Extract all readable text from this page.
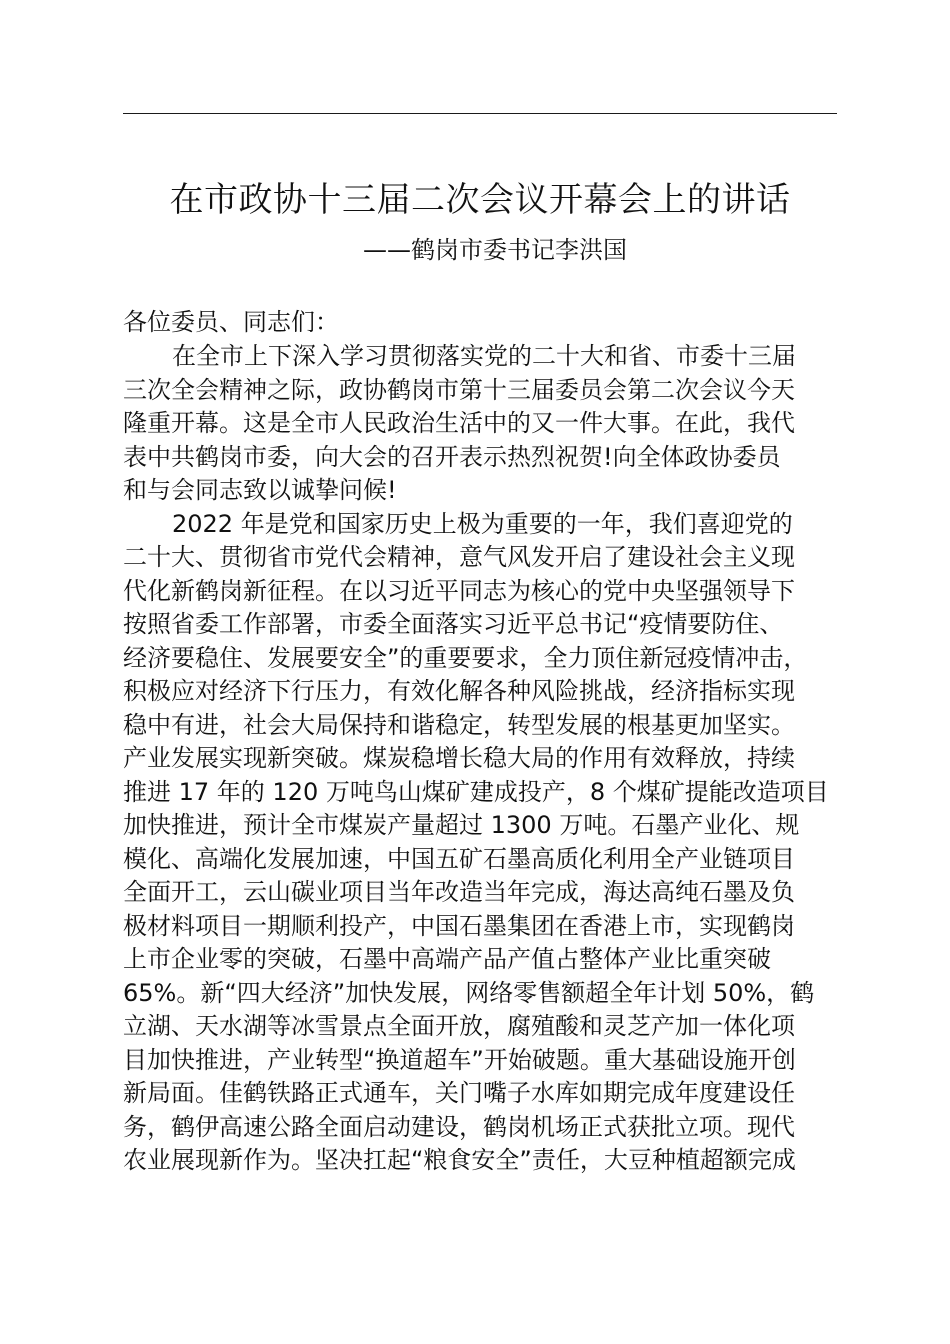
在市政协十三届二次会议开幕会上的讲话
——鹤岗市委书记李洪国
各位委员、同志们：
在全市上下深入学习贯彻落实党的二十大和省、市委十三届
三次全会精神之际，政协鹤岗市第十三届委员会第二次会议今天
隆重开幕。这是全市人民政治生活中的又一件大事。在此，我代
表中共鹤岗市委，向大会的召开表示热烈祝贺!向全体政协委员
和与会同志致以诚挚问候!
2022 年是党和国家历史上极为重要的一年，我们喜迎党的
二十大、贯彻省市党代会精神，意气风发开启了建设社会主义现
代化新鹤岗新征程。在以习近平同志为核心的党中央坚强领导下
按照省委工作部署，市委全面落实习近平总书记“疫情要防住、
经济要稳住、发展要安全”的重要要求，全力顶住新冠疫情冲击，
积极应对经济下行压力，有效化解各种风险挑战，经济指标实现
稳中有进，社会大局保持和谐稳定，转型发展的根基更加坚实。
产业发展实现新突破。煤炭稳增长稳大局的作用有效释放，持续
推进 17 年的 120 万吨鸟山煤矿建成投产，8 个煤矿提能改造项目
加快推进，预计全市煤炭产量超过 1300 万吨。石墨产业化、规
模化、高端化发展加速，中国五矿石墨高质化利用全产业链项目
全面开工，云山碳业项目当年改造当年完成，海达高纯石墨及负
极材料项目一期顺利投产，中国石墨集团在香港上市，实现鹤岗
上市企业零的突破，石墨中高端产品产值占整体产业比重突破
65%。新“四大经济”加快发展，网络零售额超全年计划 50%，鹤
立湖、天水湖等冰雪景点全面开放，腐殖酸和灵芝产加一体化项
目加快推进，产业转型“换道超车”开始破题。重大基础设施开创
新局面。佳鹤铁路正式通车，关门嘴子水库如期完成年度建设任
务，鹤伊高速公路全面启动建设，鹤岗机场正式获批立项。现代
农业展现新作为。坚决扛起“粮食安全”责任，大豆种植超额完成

□ □ □ □

Copy all the lines of data exactly as they appear, dropping any images.

=== REPLY TO THE TASK ===
Extract all readable text from this page.
在市政协十三届二次会议开幕会上的讲话
——鹤岗市委书记李洪国
各位委员、同志们：
在全市上下深入学习贯彻落实党的二十大和省、市委十三届
三次全会精神之际，政协鹤岗市第十三届委员会第二次会议今天
隆重开幕。这是全市人民政治生活中的又一件大事。在此，我代
表中共鹤岗市委，向大会的召开表示热烈祝贺!向全体政协委员
和与会同志致以诚挚问候!
2022 年是党和国家历史上极为重要的一年，我们喜迎党的
二十大、贯彻省市党代会精神，意气风发开启了建设社会主义现
代化新鹤岗新征程。在以习近平同志为核心的党中央坚强领导下
按照省委工作部署，市委全面落实习近平总书记“疫情要防住、
经济要稳住、发展要安全”的重要要求，全力顶住新冠疫情冲击，
积极应对经济下行压力，有效化解各种风险挑战，经济指标实现
稳中有进，社会大局保持和谐稳定，转型发展的根基更加坚实。
产业发展实现新突破。煤炭稳增长稳大局的作用有效释放，持续
推进 17 年的 120 万吨鸟山煤矿建成投产，8 个煤矿提能改造项目
加快推进，预计全市煤炭产量超过 1300 万吨。石墨产业化、规
模化、高端化发展加速，中国五矿石墨高质化利用全产业链项目
全面开工，云山碳业项目当年改造当年完成，海达高纯石墨及负
极材料项目一期顺利投产，中国石墨集团在香港上市，实现鹤岗
上市企业零的突破，石墨中高端产品产值占整体产业比重突破
65%。新“四大经济”加快发展，网络零售额超全年计划 50%，鹤
立湖、天水湖等冰雪景点全面开放，腐殖酸和灵芝产加一体化项
目加快推进，产业转型“换道超车”开始破题。重大基础设施开创
新局面。佳鹤铁路正式通车，关门嘴子水库如期完成年度建设任
务，鹤伊高速公路全面启动建设，鹤岗机场正式获批立项。现代
农业展现新作为。坚决扛起“粮食安全”责任，大豆种植超额完成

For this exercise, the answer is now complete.